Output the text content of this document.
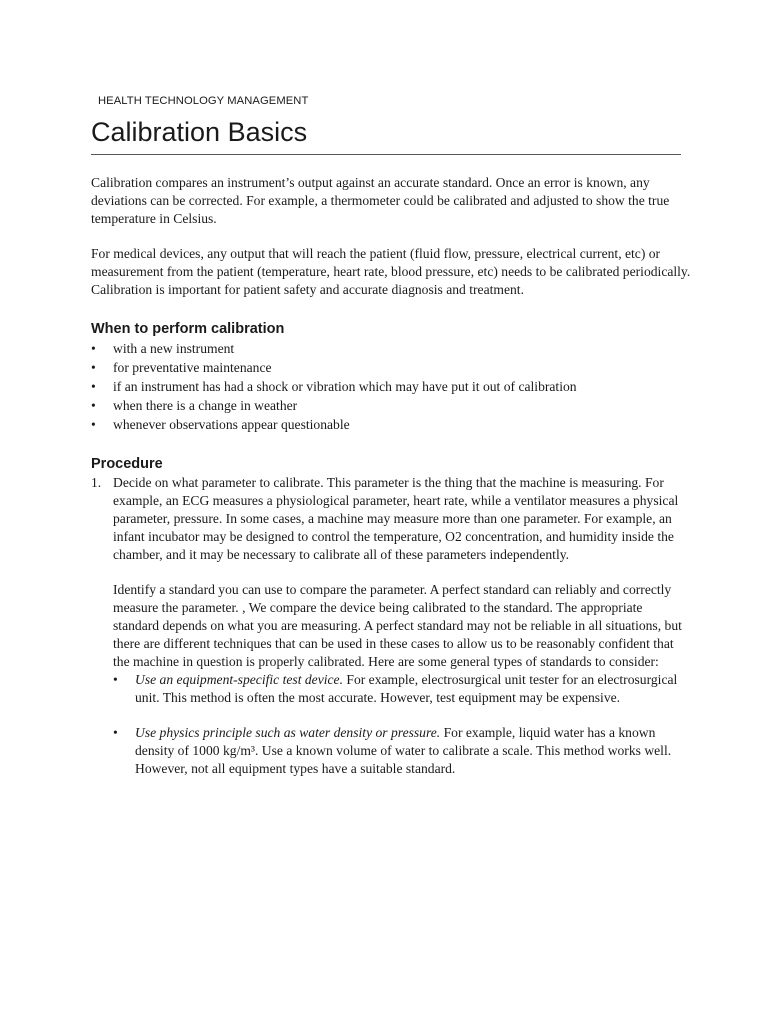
HEALTH TECHNOLOGY MANAGEMENT
Calibration Basics

Calibration compares an instrument’s output against an accurate standard. Once an error is known, any deviations can be corrected. For example, a thermometer could be calibrated and adjusted to show the true temperature in Celsius.

For medical devices, any output that will reach the patient (fluid flow, pressure, electrical current, etc) or measurement from the patient (temperature, heart rate, blood pressure, etc) needs to be calibrated periodically. Calibration is important for patient safety and accurate diagnosis and treatment.

When to perform calibration
• with a new instrument
• for preventative maintenance
• if an instrument has had a shock or vibration which may have put it out of calibration
• when there is a change in weather
• whenever observations appear questionable
Procedure
1. Decide on what parameter to calibrate. This parameter is the thing that the machine is measuring. For example, an ECG measures a physiological parameter, heart rate, while a ventilator measures a physical parameter, pressure. In some cases, a machine may measure more than one parameter. For example, an infant incubator may be designed to control the temperature, O2 concentration, and humidity inside the chamber, and it may be necessary to calibrate all of these parameters independently.

Identify a standard you can use to compare the parameter. A perfect standard can reliably and correctly measure the parameter. , We compare the device being calibrated to the standard. The appropriate standard depends on what you are measuring. A perfect standard may not be reliable in all situations, but there are different techniques that can be used in these cases to allow us to be reasonably confident that the machine in question is properly calibrated. Here are some general types of standards to consider:

• Use an equipment-specific test device. For example, electrosurgical unit tester for an electrosurgical unit. This method is often the most accurate. However, test equipment may be expensive.
• Use physics principle such as water density or pressure. For example, liquid water has a known density of 1000 kg/m³. Use a known volume of water to calibrate a scale. This method works well. However, not all equipment types have a suitable standard.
═══
Exercise requirements: Skip the images and write out the rest of the listing exactly.

Output:
Output the text content of this document.
HEALTH TECHNOLOGY MANAGEMENT
Calibration Basics

Calibration compares an instrument’s output against an accurate standard. Once an error is known, any deviations can be corrected. For example, a thermometer could be calibrated and adjusted to show the true temperature in Celsius.

For medical devices, any output that will reach the patient (fluid flow, pressure, electrical current, etc) or measurement from the patient (temperature, heart rate, blood pressure, etc) needs to be calibrated periodically. Calibration is important for patient safety and accurate diagnosis and treatment.

When to perform calibration
• with a new instrument
• for preventative maintenance
• if an instrument has had a shock or vibration which may have put it out of calibration
• when there is a change in weather
• whenever observations appear questionable
Procedure
1. Decide on what parameter to calibrate. This parameter is the thing that the machine is measuring. For example, an ECG measures a physiological parameter, heart rate, while a ventilator measures a physical parameter, pressure. In some cases, a machine may measure more than one parameter. For example, an infant incubator may be designed to control the temperature, O2 concentration, and humidity inside the chamber, and it may be necessary to calibrate all of these parameters independently.

Identify a standard you can use to compare the parameter. A perfect standard can reliably and correctly measure the parameter. , We compare the device being calibrated to the standard. The appropriate standard depends on what you are measuring. A perfect standard may not be reliable in all situations, but there are different techniques that can be used in these cases to allow us to be reasonably confident that the machine in question is properly calibrated. Here are some general types of standards to consider:

• Use an equipment-specific test device. For example, electrosurgical unit tester for an electrosurgical unit. This method is often the most accurate. However, test equipment may be expensive.
• Use physics principle such as water density or pressure. For example, liquid water has a known density of 1000 kg/m³. Use a known volume of water to calibrate a scale. This method works well. However, not all equipment types have a suitable standard.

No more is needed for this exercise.